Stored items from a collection
________________________

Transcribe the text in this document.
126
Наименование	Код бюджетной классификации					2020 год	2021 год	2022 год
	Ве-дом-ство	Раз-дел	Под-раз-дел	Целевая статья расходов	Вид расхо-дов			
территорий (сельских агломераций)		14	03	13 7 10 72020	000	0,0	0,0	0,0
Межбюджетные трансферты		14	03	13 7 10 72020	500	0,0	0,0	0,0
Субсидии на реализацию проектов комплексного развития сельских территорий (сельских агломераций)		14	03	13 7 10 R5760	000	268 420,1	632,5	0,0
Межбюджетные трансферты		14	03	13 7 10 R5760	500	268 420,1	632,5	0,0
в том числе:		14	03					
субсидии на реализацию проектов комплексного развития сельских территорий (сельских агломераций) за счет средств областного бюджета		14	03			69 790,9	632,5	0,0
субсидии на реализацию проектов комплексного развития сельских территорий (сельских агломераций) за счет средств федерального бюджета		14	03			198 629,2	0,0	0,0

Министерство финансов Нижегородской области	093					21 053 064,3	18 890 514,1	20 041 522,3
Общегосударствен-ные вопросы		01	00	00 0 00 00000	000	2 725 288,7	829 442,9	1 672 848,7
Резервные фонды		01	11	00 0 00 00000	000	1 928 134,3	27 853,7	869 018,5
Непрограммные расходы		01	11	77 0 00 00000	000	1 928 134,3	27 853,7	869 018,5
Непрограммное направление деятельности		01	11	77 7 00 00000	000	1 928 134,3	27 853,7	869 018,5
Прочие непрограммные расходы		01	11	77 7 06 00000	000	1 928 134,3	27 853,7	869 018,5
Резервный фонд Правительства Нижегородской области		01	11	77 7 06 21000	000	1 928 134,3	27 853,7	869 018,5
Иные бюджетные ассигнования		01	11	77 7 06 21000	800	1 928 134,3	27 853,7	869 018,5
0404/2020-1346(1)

________________________

#### [STATED EXERCISE]
Transcribe every entry exactly.

#### [WORKED SOLUTION]
Transcribe the text in this document.
126
Наименование	Код бюджетной классификации					2020 год	2021 год	2022 год
	Ве-дом-ство	Раз-дел	Под-раз-дел	Целевая статья расходов	Вид расхо-дов			
территорий (сельских агломераций)		14	03	13 7 10 72020	000	0,0	0,0	0,0
Межбюджетные трансферты		14	03	13 7 10 72020	500	0,0	0,0	0,0
Субсидии на реализацию проектов комплексного развития сельских территорий (сельских агломераций)		14	03	13 7 10 R5760	000	268 420,1	632,5	0,0
Межбюджетные трансферты		14	03	13 7 10 R5760	500	268 420,1	632,5	0,0
в том числе:		14	03					
субсидии на реализацию проектов комплексного развития сельских территорий (сельских агломераций) за счет средств областного бюджета		14	03			69 790,9	632,5	0,0
субсидии на реализацию проектов комплексного развития сельских территорий (сельских агломераций) за счет средств федерального бюджета		14	03			198 629,2	0,0	0,0

Министерство финансов Нижегородской области	093					21 053 064,3	18 890 514,1	20 041 522,3
Общегосударствен-ные вопросы		01	00	00 0 00 00000	000	2 725 288,7	829 442,9	1 672 848,7
Резервные фонды		01	11	00 0 00 00000	000	1 928 134,3	27 853,7	869 018,5
Непрограммные расходы		01	11	77 0 00 00000	000	1 928 134,3	27 853,7	869 018,5
Непрограммное направление деятельности		01	11	77 7 00 00000	000	1 928 134,3	27 853,7	869 018,5
Прочие непрограммные расходы		01	11	77 7 06 00000	000	1 928 134,3	27 853,7	869 018,5
Резервный фонд Правительства Нижегородской области		01	11	77 7 06 21000	000	1 928 134,3	27 853,7	869 018,5
Иные бюджетные ассигнования		01	11	77 7 06 21000	800	1 928 134,3	27 853,7	869 018,5
0404/2020-1346(1)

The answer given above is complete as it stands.